WRITTEN TASK A:
Write out everything in the FIR filter code below from "filter_name : str" down to "multiple of 8.".

# Copyright 2024-2025 XMOS LIMITED.
# This Software is subject to the terms of the XMOS Public Licence: Version 1.
"""Time domain block FIR generator."""

import numpy as np
import argparse
import os
from pathlib import Path
import audio_dsp.dsp.utils as utils
from audio_dsp.dsp import generic as dspg
import warnings
from copy import deepcopy


class fir_block_td(dspg.dsp_block):
    """
    An FIR filter, implemented in block form in the time domain.

    This will also autogenerate a .c and .h file containing the
    optimised block filter structures, designed for use in C.

    Parameters
    ----------
    coeffs_path : Path
        Path to a file containing the coefficients, in a format
        supported by `np.loadtxt <https://numpy.org/doc/stable/reference/generated/numpy.loadtxt.html>`_.
    filter_name : str
        Name of the filter, used for the autogen struct name
    output_path : Path
        Output path for the  autogenerated .c and .h files
    frame_advance : int, optional
        Number of samples processed by the filter at once. This should
        be set to the same as the DSP pipeline frame size, and must be a multiple of 8.
    gain_db : float, optional
        Additional gain applied by the filter

    Attributes
    ----------
    coeffs : np.ndarray
        Time domain coefficients
    n_taps : int
        Length of time domain filter
    frame_advance : int
        The number of new samples between subsequent frames.
    buffer : np.ndarray
        Buffer of previous inputs for the convolution in floating point
        format.
    buffer_int : list
        Buffer of previous inputs for the convolution in fixed point
        format.
    """

    def __init__(
        self,
        fs: float,
        n_chans: int,
        coeffs_path: Path,
        filter_name: str,
        output_path: Path,
        frame_advance=8,
        gain_dB=0.0,
        Q_sig: int = dspg.Q_SIG,
    ):
        super().__init__(fs, n_chans, Q_sig)
        self.coeffs = np.loadtxt(coeffs_path)

RECORDS TO PROCESS:

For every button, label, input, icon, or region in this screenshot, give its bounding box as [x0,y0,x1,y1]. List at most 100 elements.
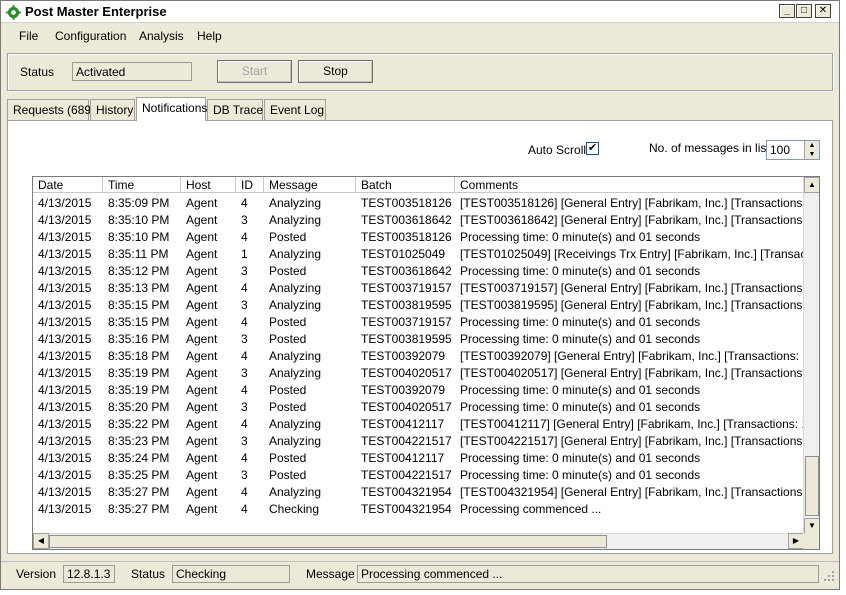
statusbar-message-field: Processing commenced ... [357,565,819,583]
table-row[interactable]: 4/13/2015 8:35:22 PM Agent 4 Analyzing TEST00… [33,415,804,432]
column-header-batch[interactable]: Batch [356,177,455,193]
cell-comments: [TEST00412117] [General Entry] [Fabrikam… [460,417,804,431]
cell-batch: TEST003719157 [361,281,452,295]
table-row[interactable]: 4/13/2015 8:35:16 PM Agent 3 Posted TEST00381… [33,330,804,347]
close-icon: ✕ [818,5,828,16]
cell-time: 8:35:10 PM [108,213,170,227]
table-row[interactable]: 4/13/2015 8:35:11 PM Agent 1 Analyzing TEST01… [33,245,804,262]
vertical-scroll-thumb[interactable] [805,456,819,516]
cell-id: 4 [241,485,248,499]
cell-batch: TEST004020517 [361,366,452,380]
table-row[interactable]: 4/13/2015 8:35:13 PM Agent 4 Analyzing TEST00… [33,279,804,296]
cell-host: Agent [186,247,218,261]
statusbar-status-field: Checking [172,565,290,583]
table-row[interactable]: 4/13/2015 8:35:15 PM Agent 4 Posted TEST00371… [33,313,804,330]
maximize-button[interactable]: □ [796,4,812,18]
menu-configuration[interactable]: Configuration [55,29,126,43]
notifications-panel: Auto Scroll ✔ No. of messages in list ▲ … [7,120,833,554]
column-header-host[interactable]: Host [181,177,236,193]
cell-date: 4/13/2015 [38,485,92,499]
table-row[interactable]: 4/13/2015 8:35:23 PM Agent 3 Analyzing TEST00… [33,432,804,449]
cell-host: Agent [186,434,218,448]
menu-help[interactable]: Help [197,29,222,43]
cell-message: Analyzing [269,298,322,312]
spin-up-button[interactable]: ▲ [804,141,819,150]
tab-history[interactable]: History [90,99,135,120]
cell-id: 4 [241,281,248,295]
table-row[interactable]: 4/13/2015 8:35:19 PM Agent 4 Posted TEST00392… [33,381,804,398]
scroll-right-button[interactable]: ▶ [788,533,804,549]
cell-id: 3 [241,400,248,414]
close-button[interactable]: ✕ [815,4,831,18]
cell-date: 4/13/2015 [38,196,92,210]
cell-batch: TEST003719157 [361,315,452,329]
minimize-button[interactable]: _ [779,4,795,18]
messages-count-input[interactable] [768,142,804,158]
cell-date: 4/13/2015 [38,468,92,482]
tab-requests[interactable]: Requests (689) [7,99,95,120]
cell-host: Agent [186,332,218,346]
cell-host: Agent [186,417,218,431]
cell-id: 4 [241,196,248,210]
cell-message: Posted [269,451,307,465]
table-row[interactable]: 4/13/2015 8:35:12 PM Agent 3 Posted TEST00361… [33,262,804,279]
column-header-message[interactable]: Message [264,177,356,193]
auto-scroll-checkbox[interactable]: ✔ [586,142,599,155]
horizontal-scrollbar[interactable]: ◀ ▶ [33,533,804,549]
cell-message: Posted [269,264,307,278]
table-row[interactable]: 4/13/2015 8:35:19 PM Agent 3 Analyzing TEST00… [33,364,804,381]
scroll-up-button[interactable]: ▲ [804,177,819,193]
cell-comments: [TEST003819595] [General Entry] [Fabrika… [460,298,804,312]
scroll-down-button[interactable]: ▼ [804,518,819,534]
table-row[interactable]: 4/13/2015 8:35:10 PM Agent 3 Analyzing TEST00… [33,211,804,228]
resize-grip-icon[interactable] [823,570,835,582]
column-header-comments[interactable]: Comments [455,177,804,193]
cell-host: Agent [186,383,218,397]
cell-id: 4 [241,451,248,465]
cell-date: 4/13/2015 [38,264,92,278]
table-row[interactable]: 4/13/2015 8:35:09 PM Agent 4 Analyzing TEST00… [33,194,804,211]
arrow-right-icon: ▶ [792,536,800,545]
table-row[interactable]: 4/13/2015 8:35:18 PM Agent 4 Analyzing TEST00… [33,347,804,364]
vertical-scrollbar[interactable]: ▲ ▼ [803,177,819,534]
notifications-list[interactable]: Date Time Host ID Message Batch Comments… [32,176,820,550]
menu-file[interactable]: File [19,29,38,43]
tab-notifications[interactable]: Notifications [136,97,207,121]
gear-icon [6,5,21,20]
list-header: Date Time Host ID Message Batch Comments [33,177,804,193]
table-row[interactable]: 4/13/2015 8:35:27 PM Agent 4 Checking TEST004… [33,500,804,517]
window-title: Post Master Enterprise [25,4,167,19]
list-rows: 4/13/2015 8:35:09 PM Agent 4 Analyzing TEST00… [33,194,804,534]
tab-event-log[interactable]: Event Log [264,99,326,120]
cell-message: Posted [269,230,307,244]
table-row[interactable]: 4/13/2015 8:35:24 PM Agent 4 Posted TEST00412… [33,449,804,466]
status-panel: Status Activated Start Stop [7,53,833,91]
horizontal-scroll-thumb[interactable] [49,535,607,548]
menu-analysis[interactable]: Analysis [139,29,184,43]
table-row[interactable]: 4/13/2015 8:35:20 PM Agent 3 Posted TEST00402… [33,398,804,415]
column-header-date[interactable]: Date [33,177,103,193]
scroll-left-button[interactable]: ◀ [33,533,49,549]
spin-down-button[interactable]: ▼ [804,150,819,159]
column-header-id[interactable]: ID [236,177,264,193]
cell-time: 8:35:12 PM [108,264,170,278]
cell-id: 3 [241,298,248,312]
cell-host: Agent [186,349,218,363]
table-row[interactable]: 4/13/2015 8:35:10 PM Agent 4 Posted TEST00351… [33,228,804,245]
table-row[interactable]: 4/13/2015 8:35:27 PM Agent 4 Analyzing TEST00… [33,483,804,500]
cell-date: 4/13/2015 [38,400,92,414]
cell-batch: TEST004020517 [361,400,452,414]
cell-id: 4 [241,417,248,431]
column-header-time[interactable]: Time [103,177,181,193]
cell-batch: TEST004321954 [361,502,452,516]
table-row[interactable]: 4/13/2015 8:35:15 PM Agent 3 Analyzing TEST00… [33,296,804,313]
start-button[interactable]: Start [217,60,292,83]
messages-count-stepper[interactable]: ▲ ▼ [766,140,820,160]
table-row[interactable]: 4/13/2015 8:35:25 PM Agent 3 Posted TEST00422… [33,466,804,483]
cell-time: 8:35:18 PM [108,349,170,363]
stop-button[interactable]: Stop [298,60,373,83]
tab-db-trace[interactable]: DB Trace [207,99,263,120]
cell-batch: TEST004221517 [361,468,452,482]
cell-time: 8:35:22 PM [108,417,170,431]
title-bar[interactable]: Post Master Enterprise _ □ ✕ [1,1,839,23]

WRITTEN TASK B:
From the records above, pull out everything from the line that contains "statusbar-message-field: Processing commenced" down to the line that contains "cell-time: 8:35:10 PM [108,213,170,227]", both included.

CORRECT RESULT A:
filter_name : str
        Name of the filter, used for the autogen struct name
    output_path : Path
        Output path for the  autogenerated .c and .h files
    frame_advance : int, optional
        Number of samples processed by the filter at once. This should
        be set to the same as the DSP pipeline frame size, and must be a multiple of 8.

CORRECT RESULT B:
statusbar-message-field: Processing commenced ... [357,565,819,583]
table-row[interactable]: 4/13/2015 8:35:22 PM Agent 4 Analyzing TEST00… [33,415,804,432]
column-header-batch[interactable]: Batch [356,177,455,193]
cell-comments: [TEST00412117] [General Entry] [Fabrikam… [460,417,804,431]
cell-batch: TEST003719157 [361,281,452,295]
table-row[interactable]: 4/13/2015 8:35:16 PM Agent 3 Posted TEST00381… [33,330,804,347]
close-icon: ✕ [818,5,828,16]
cell-time: 8:35:10 PM [108,213,170,227]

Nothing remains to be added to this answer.